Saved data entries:
-- -- --
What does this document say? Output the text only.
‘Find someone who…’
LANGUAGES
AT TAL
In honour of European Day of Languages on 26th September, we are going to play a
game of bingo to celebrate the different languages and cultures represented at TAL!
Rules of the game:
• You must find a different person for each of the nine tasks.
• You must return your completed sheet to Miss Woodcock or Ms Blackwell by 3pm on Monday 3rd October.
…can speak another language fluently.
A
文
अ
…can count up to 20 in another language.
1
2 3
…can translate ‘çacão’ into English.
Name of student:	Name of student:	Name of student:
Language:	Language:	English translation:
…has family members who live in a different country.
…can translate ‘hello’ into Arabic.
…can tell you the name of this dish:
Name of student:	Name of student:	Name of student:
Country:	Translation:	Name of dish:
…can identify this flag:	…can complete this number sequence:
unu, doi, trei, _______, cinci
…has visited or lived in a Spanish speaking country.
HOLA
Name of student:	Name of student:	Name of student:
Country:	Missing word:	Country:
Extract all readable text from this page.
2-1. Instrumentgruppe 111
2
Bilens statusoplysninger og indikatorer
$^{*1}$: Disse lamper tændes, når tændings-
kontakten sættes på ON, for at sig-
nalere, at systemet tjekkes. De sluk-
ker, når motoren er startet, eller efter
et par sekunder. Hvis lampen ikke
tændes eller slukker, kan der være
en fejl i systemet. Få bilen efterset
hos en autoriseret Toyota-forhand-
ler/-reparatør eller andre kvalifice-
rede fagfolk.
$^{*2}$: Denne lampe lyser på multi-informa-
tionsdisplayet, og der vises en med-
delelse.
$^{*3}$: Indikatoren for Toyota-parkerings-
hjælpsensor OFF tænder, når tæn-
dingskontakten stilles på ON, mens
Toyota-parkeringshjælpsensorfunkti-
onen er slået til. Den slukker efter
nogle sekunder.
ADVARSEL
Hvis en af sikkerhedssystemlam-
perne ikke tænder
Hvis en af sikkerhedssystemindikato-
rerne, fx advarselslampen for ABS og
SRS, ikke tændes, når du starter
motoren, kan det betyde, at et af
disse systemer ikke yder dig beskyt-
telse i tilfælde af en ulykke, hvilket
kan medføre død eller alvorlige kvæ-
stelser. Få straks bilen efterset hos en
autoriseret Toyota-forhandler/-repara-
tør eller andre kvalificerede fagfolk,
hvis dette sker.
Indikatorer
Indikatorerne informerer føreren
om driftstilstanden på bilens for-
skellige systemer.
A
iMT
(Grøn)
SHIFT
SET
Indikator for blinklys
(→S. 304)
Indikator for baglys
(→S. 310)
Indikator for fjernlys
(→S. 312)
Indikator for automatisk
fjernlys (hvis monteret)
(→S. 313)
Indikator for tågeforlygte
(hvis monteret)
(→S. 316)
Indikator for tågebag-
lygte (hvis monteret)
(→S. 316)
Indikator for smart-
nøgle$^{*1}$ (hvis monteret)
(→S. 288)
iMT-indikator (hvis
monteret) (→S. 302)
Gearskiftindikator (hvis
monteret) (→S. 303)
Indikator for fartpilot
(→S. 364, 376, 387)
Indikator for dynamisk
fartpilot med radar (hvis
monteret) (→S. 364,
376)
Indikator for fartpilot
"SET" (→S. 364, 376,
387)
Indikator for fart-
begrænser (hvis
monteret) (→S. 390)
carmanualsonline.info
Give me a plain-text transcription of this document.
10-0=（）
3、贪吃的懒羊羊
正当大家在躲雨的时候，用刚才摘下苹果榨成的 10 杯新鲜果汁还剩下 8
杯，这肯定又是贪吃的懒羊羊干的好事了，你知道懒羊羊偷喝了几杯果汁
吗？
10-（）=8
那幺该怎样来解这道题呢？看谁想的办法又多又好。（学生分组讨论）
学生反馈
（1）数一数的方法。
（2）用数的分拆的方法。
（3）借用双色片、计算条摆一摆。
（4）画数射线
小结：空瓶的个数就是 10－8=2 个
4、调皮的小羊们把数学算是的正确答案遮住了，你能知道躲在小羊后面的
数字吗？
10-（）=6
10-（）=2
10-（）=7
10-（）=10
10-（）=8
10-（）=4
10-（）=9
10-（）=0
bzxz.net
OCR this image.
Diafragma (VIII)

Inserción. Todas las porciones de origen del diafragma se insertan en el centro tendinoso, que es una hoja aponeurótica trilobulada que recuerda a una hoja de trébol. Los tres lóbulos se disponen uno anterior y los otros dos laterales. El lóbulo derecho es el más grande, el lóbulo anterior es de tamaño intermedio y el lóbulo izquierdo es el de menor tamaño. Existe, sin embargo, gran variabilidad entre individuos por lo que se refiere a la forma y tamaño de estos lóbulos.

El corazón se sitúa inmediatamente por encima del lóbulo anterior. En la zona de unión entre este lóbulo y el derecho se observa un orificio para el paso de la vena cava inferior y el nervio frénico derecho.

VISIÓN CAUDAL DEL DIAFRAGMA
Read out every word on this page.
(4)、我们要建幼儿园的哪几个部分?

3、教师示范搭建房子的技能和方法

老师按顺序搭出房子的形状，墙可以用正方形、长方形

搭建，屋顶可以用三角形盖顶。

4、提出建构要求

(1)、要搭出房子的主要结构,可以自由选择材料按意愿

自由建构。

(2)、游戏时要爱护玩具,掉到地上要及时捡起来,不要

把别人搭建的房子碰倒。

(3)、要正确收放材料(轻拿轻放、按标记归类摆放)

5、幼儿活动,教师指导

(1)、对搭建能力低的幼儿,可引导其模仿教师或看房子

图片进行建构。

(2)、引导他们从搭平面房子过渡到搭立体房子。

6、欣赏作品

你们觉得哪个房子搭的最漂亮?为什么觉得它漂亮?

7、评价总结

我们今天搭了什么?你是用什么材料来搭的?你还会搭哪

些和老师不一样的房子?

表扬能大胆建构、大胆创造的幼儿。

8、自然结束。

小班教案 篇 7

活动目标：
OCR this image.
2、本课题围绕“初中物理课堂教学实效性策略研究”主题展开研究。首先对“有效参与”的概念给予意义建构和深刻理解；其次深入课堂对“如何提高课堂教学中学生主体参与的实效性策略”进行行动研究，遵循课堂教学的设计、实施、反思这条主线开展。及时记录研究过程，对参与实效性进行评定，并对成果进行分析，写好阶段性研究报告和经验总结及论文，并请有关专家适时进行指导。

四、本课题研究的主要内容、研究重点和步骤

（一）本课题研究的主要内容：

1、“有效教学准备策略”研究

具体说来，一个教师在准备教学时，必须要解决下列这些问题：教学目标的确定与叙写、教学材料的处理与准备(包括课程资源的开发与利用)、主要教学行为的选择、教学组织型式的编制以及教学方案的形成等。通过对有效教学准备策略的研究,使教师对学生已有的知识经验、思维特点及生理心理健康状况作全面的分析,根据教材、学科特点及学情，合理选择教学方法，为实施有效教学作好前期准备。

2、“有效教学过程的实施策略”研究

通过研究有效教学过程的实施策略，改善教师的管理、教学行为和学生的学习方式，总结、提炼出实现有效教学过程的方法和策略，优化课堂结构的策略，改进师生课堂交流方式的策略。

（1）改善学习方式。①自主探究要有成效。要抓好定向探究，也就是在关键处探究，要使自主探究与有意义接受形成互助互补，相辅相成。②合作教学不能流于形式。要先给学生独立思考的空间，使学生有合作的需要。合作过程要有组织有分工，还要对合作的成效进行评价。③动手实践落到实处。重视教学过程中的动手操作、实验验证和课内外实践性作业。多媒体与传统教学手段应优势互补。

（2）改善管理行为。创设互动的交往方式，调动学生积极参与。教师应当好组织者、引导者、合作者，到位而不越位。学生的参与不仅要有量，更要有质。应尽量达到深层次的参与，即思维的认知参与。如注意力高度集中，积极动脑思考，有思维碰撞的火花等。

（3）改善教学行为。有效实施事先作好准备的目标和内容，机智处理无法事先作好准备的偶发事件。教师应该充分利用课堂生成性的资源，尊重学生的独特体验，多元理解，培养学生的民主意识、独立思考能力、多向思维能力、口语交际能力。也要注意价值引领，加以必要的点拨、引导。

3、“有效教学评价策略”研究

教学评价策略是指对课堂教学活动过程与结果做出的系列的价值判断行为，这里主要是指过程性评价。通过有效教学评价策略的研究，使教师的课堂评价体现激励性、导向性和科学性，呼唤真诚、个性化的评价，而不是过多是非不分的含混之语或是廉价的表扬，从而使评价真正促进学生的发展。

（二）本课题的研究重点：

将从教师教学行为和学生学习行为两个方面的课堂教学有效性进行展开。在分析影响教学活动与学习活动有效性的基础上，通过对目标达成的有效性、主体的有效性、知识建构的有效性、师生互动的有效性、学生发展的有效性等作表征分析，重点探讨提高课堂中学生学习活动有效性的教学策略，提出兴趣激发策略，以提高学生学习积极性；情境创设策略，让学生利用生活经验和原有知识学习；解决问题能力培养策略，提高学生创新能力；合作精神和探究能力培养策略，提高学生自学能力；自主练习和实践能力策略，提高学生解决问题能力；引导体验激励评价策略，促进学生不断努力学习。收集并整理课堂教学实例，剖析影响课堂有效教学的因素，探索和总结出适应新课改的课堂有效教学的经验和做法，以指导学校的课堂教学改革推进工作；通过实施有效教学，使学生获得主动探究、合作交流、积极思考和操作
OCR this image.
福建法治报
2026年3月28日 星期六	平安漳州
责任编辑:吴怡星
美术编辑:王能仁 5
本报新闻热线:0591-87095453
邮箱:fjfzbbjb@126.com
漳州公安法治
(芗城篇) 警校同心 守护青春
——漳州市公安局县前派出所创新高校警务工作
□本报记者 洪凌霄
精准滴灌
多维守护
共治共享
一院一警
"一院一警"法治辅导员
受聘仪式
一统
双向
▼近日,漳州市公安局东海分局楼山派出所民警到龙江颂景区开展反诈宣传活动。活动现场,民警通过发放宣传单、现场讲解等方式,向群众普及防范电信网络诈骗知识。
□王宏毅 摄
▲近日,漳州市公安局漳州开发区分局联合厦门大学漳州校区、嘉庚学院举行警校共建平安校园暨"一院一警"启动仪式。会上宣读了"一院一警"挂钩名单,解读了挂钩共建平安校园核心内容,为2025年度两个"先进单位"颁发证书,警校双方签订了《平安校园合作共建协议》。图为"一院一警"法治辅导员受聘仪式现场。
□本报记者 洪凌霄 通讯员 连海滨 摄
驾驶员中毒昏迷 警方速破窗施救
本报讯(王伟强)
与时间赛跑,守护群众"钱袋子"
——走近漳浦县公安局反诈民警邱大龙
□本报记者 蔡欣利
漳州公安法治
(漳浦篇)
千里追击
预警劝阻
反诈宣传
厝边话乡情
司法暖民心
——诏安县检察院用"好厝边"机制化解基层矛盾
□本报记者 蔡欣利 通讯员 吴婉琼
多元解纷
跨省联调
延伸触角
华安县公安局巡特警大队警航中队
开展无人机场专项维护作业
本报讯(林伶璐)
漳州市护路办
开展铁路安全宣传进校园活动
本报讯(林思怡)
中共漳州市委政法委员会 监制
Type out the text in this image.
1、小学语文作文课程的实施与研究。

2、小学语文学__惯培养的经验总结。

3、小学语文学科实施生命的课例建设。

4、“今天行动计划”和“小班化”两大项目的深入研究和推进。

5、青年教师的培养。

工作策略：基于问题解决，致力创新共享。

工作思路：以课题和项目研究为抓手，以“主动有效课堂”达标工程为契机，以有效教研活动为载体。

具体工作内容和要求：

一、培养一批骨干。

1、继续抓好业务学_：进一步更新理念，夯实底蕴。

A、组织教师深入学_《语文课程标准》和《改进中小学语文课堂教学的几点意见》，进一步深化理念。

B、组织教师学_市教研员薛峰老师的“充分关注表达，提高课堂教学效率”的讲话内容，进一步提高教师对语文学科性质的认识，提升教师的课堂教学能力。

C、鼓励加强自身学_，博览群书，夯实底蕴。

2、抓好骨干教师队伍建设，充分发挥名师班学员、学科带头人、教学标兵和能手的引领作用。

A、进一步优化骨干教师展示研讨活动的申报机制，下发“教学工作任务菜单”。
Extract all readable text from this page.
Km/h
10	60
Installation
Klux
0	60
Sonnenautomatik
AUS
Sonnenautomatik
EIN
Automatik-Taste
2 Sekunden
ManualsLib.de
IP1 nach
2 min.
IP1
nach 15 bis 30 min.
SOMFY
-- -- --
WHAT IS REQUIRED: Write out every line of the preceding listing that contains "lóbulo".

SOLUTION FOR THIS PROBLEM:
Inserción. Todas las porciones de origen del diafragma se insertan en el centro tendinoso, que es una hoja aponeurótica trilobulada que recuerda a una hoja de trébol. Los tres lóbulos se disponen uno anterior y los otros dos laterales. El lóbulo derecho es el más grande, el lóbulo anterior es de tamaño intermedio y el lóbulo izquierdo es el de menor tamaño. Existe, sin embargo, gran variabilidad entre individuos por lo que se refiere a la forma y tamaño de estos lóbulos.
El corazón se sitúa inmediatamente por encima del lóbulo anterior. En la zona de unión entre este lóbulo y el derecho se observa un orificio para el paso de la vena cava inferior y el nervio frénico derecho.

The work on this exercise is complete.